BEGIN EXERCISE INPUT

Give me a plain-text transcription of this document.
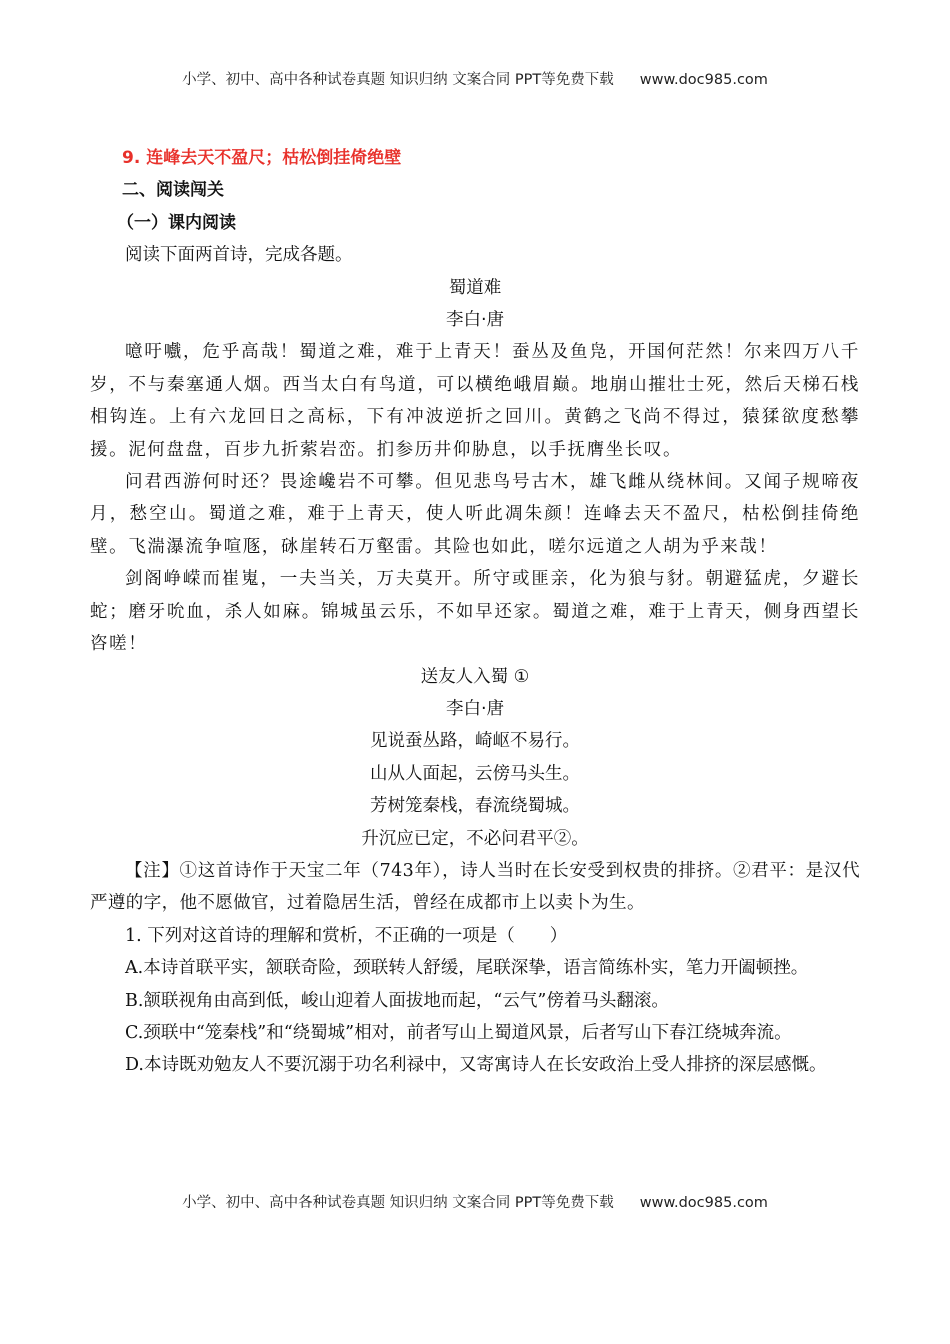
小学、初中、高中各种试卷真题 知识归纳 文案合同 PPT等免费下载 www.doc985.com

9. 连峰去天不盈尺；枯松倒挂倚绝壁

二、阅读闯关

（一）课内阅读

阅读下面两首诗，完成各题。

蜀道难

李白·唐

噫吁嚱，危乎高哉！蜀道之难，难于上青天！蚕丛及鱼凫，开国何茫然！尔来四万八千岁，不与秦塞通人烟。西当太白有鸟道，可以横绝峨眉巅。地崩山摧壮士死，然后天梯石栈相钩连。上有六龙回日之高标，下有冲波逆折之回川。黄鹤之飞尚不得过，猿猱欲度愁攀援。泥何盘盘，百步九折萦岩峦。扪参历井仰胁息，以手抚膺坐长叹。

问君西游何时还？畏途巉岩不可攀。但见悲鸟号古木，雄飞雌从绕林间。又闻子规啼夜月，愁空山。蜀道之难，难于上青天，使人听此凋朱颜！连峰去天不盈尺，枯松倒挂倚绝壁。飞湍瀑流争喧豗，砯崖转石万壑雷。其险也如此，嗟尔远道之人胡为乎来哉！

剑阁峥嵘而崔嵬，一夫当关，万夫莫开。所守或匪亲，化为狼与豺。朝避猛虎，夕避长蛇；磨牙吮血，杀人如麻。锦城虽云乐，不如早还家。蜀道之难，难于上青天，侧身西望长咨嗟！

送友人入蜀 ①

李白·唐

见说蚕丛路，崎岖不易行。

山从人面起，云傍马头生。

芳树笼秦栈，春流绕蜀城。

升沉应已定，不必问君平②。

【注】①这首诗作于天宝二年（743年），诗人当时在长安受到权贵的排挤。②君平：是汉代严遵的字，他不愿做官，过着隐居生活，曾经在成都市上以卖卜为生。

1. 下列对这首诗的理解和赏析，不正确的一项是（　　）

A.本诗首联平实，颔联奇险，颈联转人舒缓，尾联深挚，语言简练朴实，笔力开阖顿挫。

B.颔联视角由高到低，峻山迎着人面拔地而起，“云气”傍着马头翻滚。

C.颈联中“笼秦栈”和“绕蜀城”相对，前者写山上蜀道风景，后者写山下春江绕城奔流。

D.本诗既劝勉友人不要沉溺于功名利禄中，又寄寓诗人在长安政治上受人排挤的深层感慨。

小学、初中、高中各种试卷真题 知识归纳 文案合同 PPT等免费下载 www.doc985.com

END EXERCISE INPUT
BEGIN EXERCISE INPUT

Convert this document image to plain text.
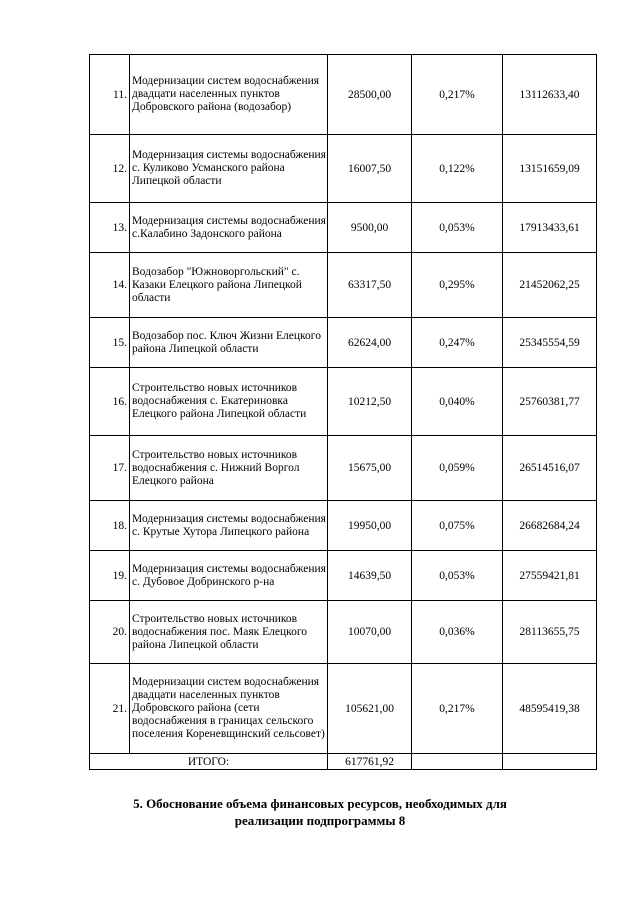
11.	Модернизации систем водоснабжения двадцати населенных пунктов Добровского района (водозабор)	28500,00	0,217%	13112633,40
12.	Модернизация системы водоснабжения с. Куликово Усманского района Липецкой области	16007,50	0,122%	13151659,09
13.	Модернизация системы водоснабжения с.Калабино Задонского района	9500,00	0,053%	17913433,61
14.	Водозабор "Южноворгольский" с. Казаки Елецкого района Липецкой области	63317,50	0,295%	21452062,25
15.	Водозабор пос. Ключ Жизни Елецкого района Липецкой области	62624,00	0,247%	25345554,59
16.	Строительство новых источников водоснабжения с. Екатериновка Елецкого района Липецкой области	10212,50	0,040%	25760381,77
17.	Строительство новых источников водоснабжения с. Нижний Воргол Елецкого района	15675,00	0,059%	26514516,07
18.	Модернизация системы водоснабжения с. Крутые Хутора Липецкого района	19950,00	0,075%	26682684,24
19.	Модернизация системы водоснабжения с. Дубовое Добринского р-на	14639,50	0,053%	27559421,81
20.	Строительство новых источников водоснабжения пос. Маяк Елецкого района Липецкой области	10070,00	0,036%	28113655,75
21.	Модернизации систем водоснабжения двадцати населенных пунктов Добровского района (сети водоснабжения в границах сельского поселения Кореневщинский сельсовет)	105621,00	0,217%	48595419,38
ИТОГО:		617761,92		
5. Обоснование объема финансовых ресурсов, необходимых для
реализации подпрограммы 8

END EXERCISE INPUT

● **SHORT EXERCISE**
Your answer should be only the number of lines that hold the word "источников".

● **SOLVED EXERCISE**
3